## Exercise task:
Work through the data and report how many lines include the string "page", giving the number alone.

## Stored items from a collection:

## begin

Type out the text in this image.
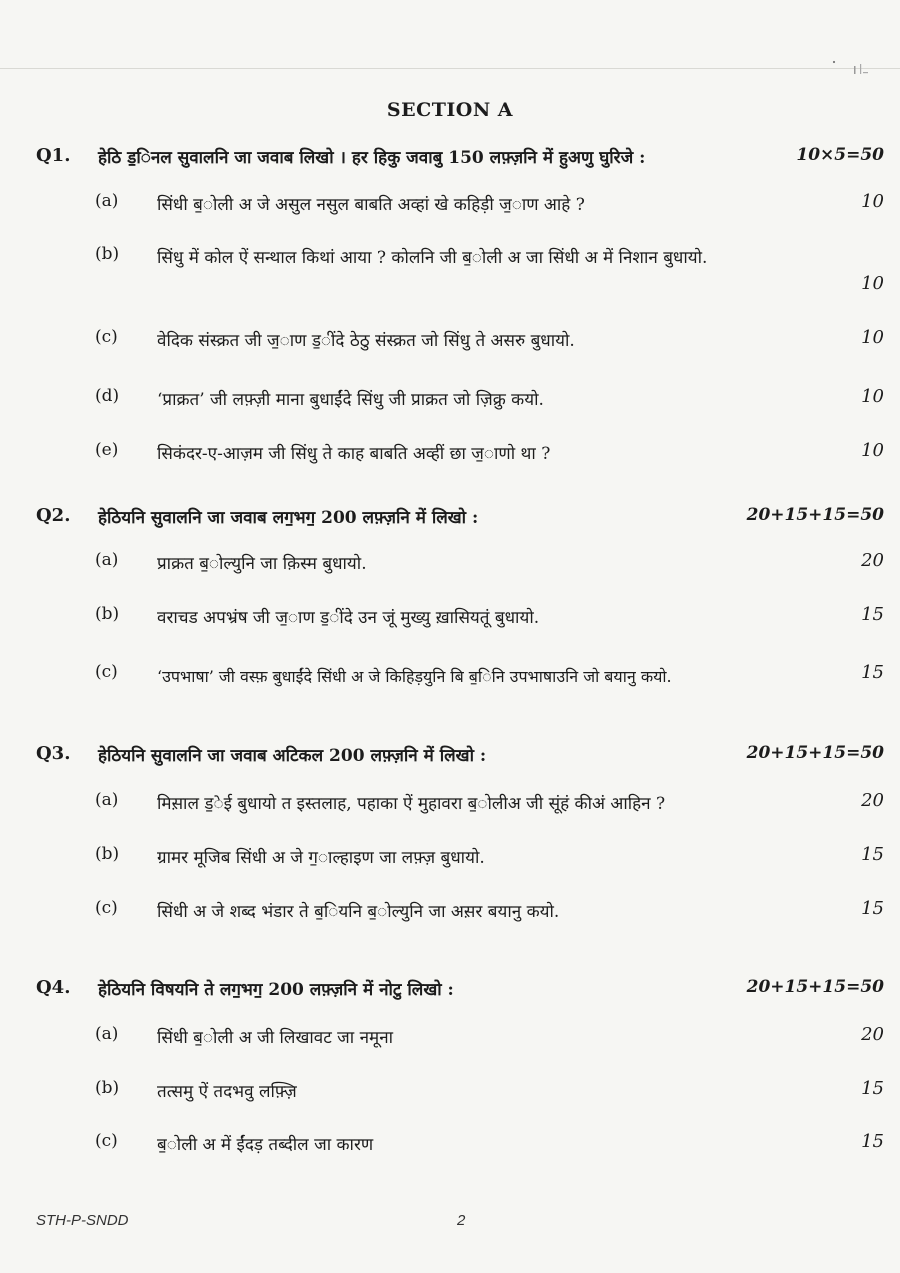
SECTION A
Q1. हेठि ड॒िनल सुवालनि जा जवाब लिखो । हर हिकु जवाबु 150 लफ़्ज़नि में हुअणु घुरिजे :	10×5=50
(a) सिंधी ब॒ोली अ जे असुल नसुल बाबति अव्हां खे कहिड़ी ज॒ाण आहे ?	10
(b) सिंधु में कोल ऐं सन्थाल किथां आया ? कोलनि जी ब॒ोली अ जा सिंधी अ में निशान बुधायो.
10
(c) वेदिक संस्क्रत जी ज॒ाण ड॒ींदे ठेठु संस्क्रत जो सिंधु ते असरु बुधायो.	10
(d) ‘प्राक्रत’ जी लफ़्ज़ी माना बुधाईंदे सिंधु जी प्राक्रत जो ज़िक्रु कयो.	10
(e) सिकंदर-ए-आज़म जी सिंधु ते काह बाबति अव्हीं छा ज॒ाणो था ?	10
Q2. हेठियनि सुवालनि जा जवाब लग॒भग॒ 200 लफ़्ज़नि में लिखो :	20+15+15=50
(a) प्राक्रत ब॒ोल्युनि जा क़िस्म बुधायो.	20
(b) वराचड अपभ्रंष जी ज॒ाण ड॒ींदे उन जूं मुख्यु ख़ासियतूं बुधायो.	15
(c) ‘उपभाषा’ जी वस्फ़ बुधाईंदे सिंधी अ जे किहिड़युनि बि ब॒िनि उपभाषाउनि जो बयानु कयो.	15
Q3. हेठियनि सुवालनि जा जवाब अटिकल 200 लफ़्ज़नि में लिखो :	20+15+15=50
(a) मिस़ाल ड॒ेई बुधायो त इस्तलाह, पहाका ऐं मुहावरा ब॒ोलीअ जी सूंहं कीअं आहिन ?	20
(b) ग्रामर मूजिब सिंधी अ जे ग॒ाल्हाइण जा लफ़्ज़ बुधायो.	15
(c) सिंधी अ जे शब्द भंडार ते ब॒ियनि ब॒ोल्युनि जा अस़र बयानु कयो.	15
Q4. हेठियनि विषयनि ते लग॒भग॒ 200 लफ़्ज़नि में नोटु लिखो :	20+15+15=50
(a) सिंधी ब॒ोली अ जी लिखावट जा नमूना	20
(b) तत्समु ऐं तदभवु लफ़्ज़ि	15
(c) ब॒ोली अ में ईंदड़ तब्दील जा कारण	15
STH-P-SNDD	2
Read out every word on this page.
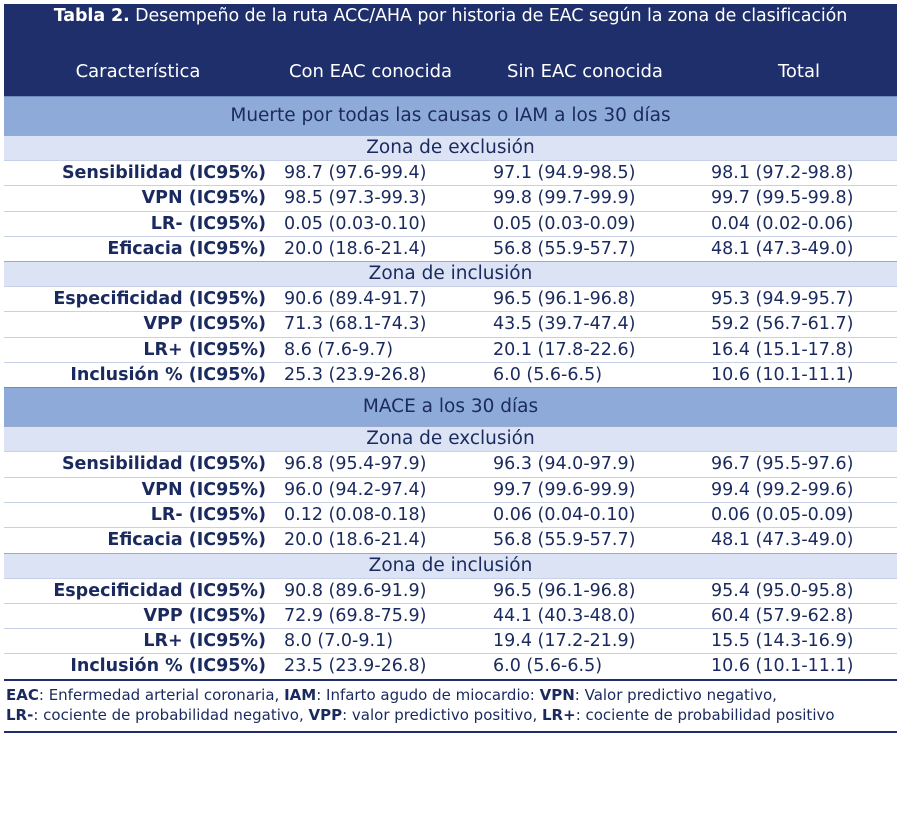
Tabla 2. Desempeño de la ruta ACC/AHA por historia de EAC según la zona de clasificación
Característica	Con EAC conocida	Sin EAC conocida	Total
Muerte por todas las causas o IAM a los 30 días
Zona de exclusión
Sensibilidad (IC95%)	98.7 (97.6-99.4)	97.1 (94.9-98.5)	98.1 (97.2-98.8)
VPN (IC95%)	98.5 (97.3-99.3)	99.8 (99.7-99.9)	99.7 (99.5-99.8)
LR- (IC95%)	0.05 (0.03-0.10)	0.05 (0.03-0.09)	0.04 (0.02-0.06)
Eficacia (IC95%)	20.0 (18.6-21.4)	56.8 (55.9-57.7)	48.1 (47.3-49.0)
Zona de inclusión
Especificidad (IC95%)	90.6 (89.4-91.7)	96.5 (96.1-96.8)	95.3 (94.9-95.7)
VPP (IC95%)	71.3 (68.1-74.3)	43.5 (39.7-47.4)	59.2 (56.7-61.7)
LR+ (IC95%)	8.6 (7.6-9.7)	20.1 (17.8-22.6)	16.4 (15.1-17.8)
Inclusión % (IC95%)	25.3 (23.9-26.8)	6.0 (5.6-6.5)	10.6 (10.1-11.1)
MACE a los 30 días
Zona de exclusión
Sensibilidad (IC95%)	96.8 (95.4-97.9)	96.3 (94.0-97.9)	96.7 (95.5-97.6)
VPN (IC95%)	96.0 (94.2-97.4)	99.7 (99.6-99.9)	99.4 (99.2-99.6)
LR- (IC95%)	0.12 (0.08-0.18)	0.06 (0.04-0.10)	0.06 (0.05-0.09)
Eficacia (IC95%)	20.0 (18.6-21.4)	56.8 (55.9-57.7)	48.1 (47.3-49.0)
Zona de inclusión
Especificidad (IC95%)	90.8 (89.6-91.9)	96.5 (96.1-96.8)	95.4 (95.0-95.8)
VPP (IC95%)	72.9 (69.8-75.9)	44.1 (40.3-48.0)	60.4 (57.9-62.8)
LR+ (IC95%)	8.0 (7.0-9.1)	19.4 (17.2-21.9)	15.5 (14.3-16.9)
Inclusión % (IC95%)	23.5 (23.9-26.8)	6.0 (5.6-6.5)	10.6 (10.1-11.1)
EAC: Enfermedad arterial coronaria, IAM: Infarto agudo de miocardio: VPN: Valor predictivo negativo,
LR-: cociente de probabilidad negativo, VPP: valor predictivo positivo, LR+: cociente de probabilidad positivo
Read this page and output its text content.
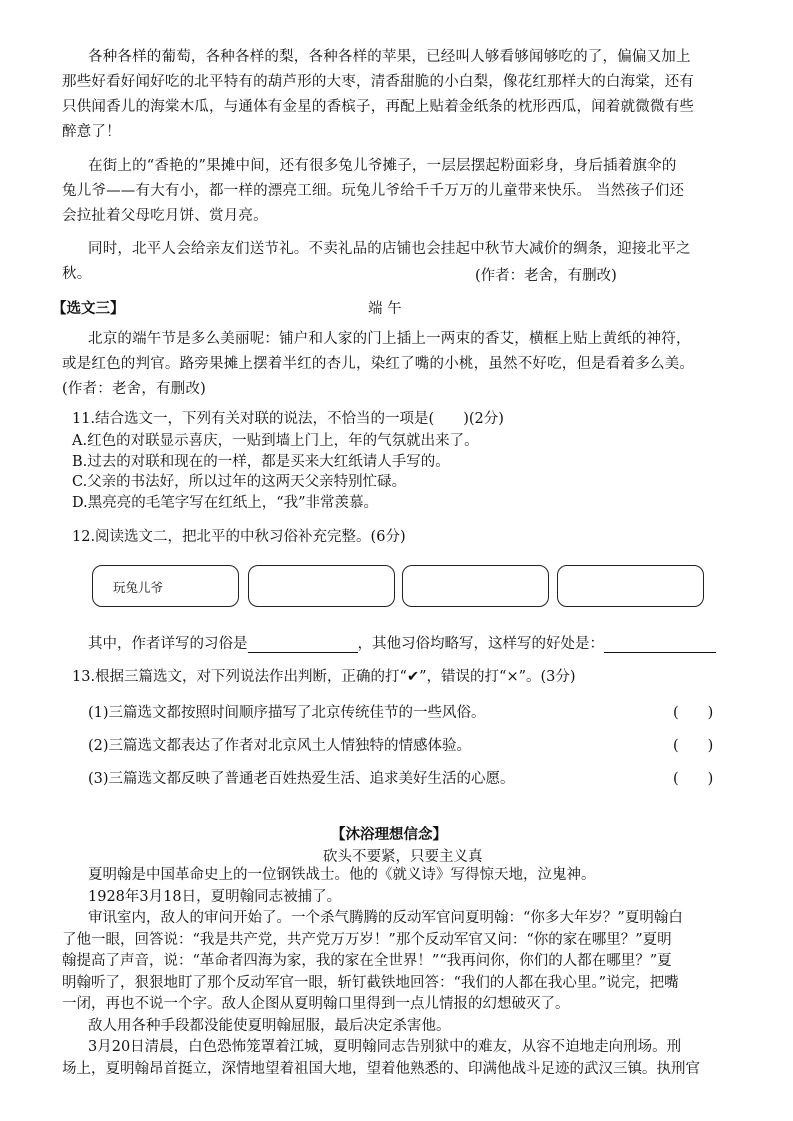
各种各样的葡萄，各种各样的梨，各种各样的苹果，已经叫人够看够闻够吃的了，偏偏又加上
那些好看好闻好吃的北平特有的葫芦形的大枣，清香甜脆的小白梨，像花红那样大的白海棠，还有
只供闻香儿的海棠木瓜，与通体有金星的香槟子，再配上贴着金纸条的枕形西瓜，闻着就微微有些
醉意了！
在街上的“香艳的”果摊中间，还有很多兔儿爷摊子，一层层摆起粉面彩身，身后插着旗伞的
兔儿爷——有大有小，都一样的漂亮工细。玩兔儿爷给千千万万的儿童带来快乐。 当然孩子们还
会拉扯着父母吃月饼、赏月亮。
同时，北平人会给亲友们送节礼。不卖礼品的店铺也会挂起中秋节大减价的绸条，迎接北平之
秋。	(作者：老舍，有删改)
【选文三】	端 午
北京的端午节是多么美丽呢：铺户和人家的门上插上一两束的香艾，横框上贴上黄纸的神符，
或是红色的判官。路旁果摊上摆着半红的杏儿，染红了嘴的小桃，虽然不好吃，但是看着多么美。
(作者：老舍，有删改)
11.结合选文一，下列有关对联的说法，不恰当的一项是(　　)(2分)
A.红色的对联显示喜庆，一贴到墙上门上，年的气氛就出来了。
B.过去的对联和现在的一样，都是买来大红纸请人手写的。
C.父亲的书法好，所以过年的这两天父亲特别忙碌。
D.黑亮亮的毛笔字写在红纸上，“我”非常羡慕。
12.阅读选文二，把北平的中秋习俗补充完整。(6分)
玩兔儿爷
其中，作者详写的习俗是	，其他习俗均略写，这样写的好处是：
13.根据三篇选文，对下列说法作出判断，正确的打“✔”，错误的打“×”。(3分)
(1)三篇选文都按照时间顺序描写了北京传统佳节的一些风俗。	(　　)
(2)三篇选文都表达了作者对北京风土人情独特的情感体验。	(　　)
(3)三篇选文都反映了普通老百姓热爱生活、追求美好生活的心愿。	(　　)
【沐浴理想信念】
砍头不要紧，只要主义真
夏明翰是中国革命史上的一位钢铁战士。他的《就义诗》写得惊天地，泣鬼神。
1928年3月18日，夏明翰同志被捕了。
审讯室内，敌人的审问开始了。一个杀气腾腾的反动军官问夏明翰：“你多大年岁？”夏明翰白
了他一眼，回答说：“我是共产党，共产党万万岁！”那个反动军官又问：“你的家在哪里？”夏明
翰提高了声音，说：“革命者四海为家，我的家在全世界！”“我再问你，你们的人都在哪里？”夏
明翰听了，狠狠地盯了那个反动军官一眼，斩钉截铁地回答：“我们的人都在我心里。”说完，把嘴
一闭，再也不说一个字。敌人企图从夏明翰口里得到一点儿情报的幻想破灭了。
敌人用各种手段都没能使夏明翰屈服，最后决定杀害他。
3月20日清晨，白色恐怖笼罩着江城，夏明翰同志告别狱中的难友，从容不迫地走向刑场。刑
场上，夏明翰昂首挺立，深情地望着祖国大地，望着他熟悉的、印满他战斗足迹的武汉三镇。执刑官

## end

## Response to the task:
2